• **Task**
Copy each line of the listing below exactly.

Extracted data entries
-- begin --

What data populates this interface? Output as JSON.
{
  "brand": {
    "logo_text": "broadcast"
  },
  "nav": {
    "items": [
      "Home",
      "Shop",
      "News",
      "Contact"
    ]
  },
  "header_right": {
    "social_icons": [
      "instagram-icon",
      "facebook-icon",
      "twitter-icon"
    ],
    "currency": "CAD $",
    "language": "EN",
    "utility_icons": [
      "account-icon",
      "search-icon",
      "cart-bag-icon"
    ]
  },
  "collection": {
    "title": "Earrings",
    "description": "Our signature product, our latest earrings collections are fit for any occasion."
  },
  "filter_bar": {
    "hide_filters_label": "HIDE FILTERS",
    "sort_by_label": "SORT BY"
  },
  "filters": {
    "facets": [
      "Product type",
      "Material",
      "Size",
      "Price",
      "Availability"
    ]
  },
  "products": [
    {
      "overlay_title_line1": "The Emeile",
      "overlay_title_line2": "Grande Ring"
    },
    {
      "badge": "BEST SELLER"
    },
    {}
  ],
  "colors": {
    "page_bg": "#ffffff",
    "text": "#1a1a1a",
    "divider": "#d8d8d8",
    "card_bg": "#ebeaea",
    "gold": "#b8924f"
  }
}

-- end --

• **Solution below**
What data populates this interface? Output as JSON.
{
  "brand": {
    "logo_text": "broadcast"
  },
  "nav": {
    "items": [
      "Home",
      "Shop",
      "News",
      "Contact"
    ]
  },
  "header_right": {
    "social_icons": [
      "instagram-icon",
      "facebook-icon",
      "twitter-icon"
    ],
    "currency": "CAD $",
    "language": "EN",
    "utility_icons": [
      "account-icon",
      "search-icon",
      "cart-bag-icon"
    ]
  },
  "collection": {
    "title": "Earrings",
    "description": "Our signature product, our latest earrings collections are fit for any occasion."
  },
  "filter_bar": {
    "hide_filters_label": "HIDE FILTERS",
    "sort_by_label": "SORT BY"
  },
  "filters": {
    "facets": [
      "Product type",
      "Material",
      "Size",
      "Price",
      "Availability"
    ]
  },
  "products": [
    {
      "overlay_title_line1": "The Emeile",
      "overlay_title_line2": "Grande Ring"
    },
    {
      "badge": "BEST SELLER"
    },
    {}
  ],
  "colors": {
    "page_bg": "#ffffff",
    "text": "#1a1a1a",
    "divider": "#d8d8d8",
    "card_bg": "#ebeaea",
    "gold": "#b8924f"
  }
}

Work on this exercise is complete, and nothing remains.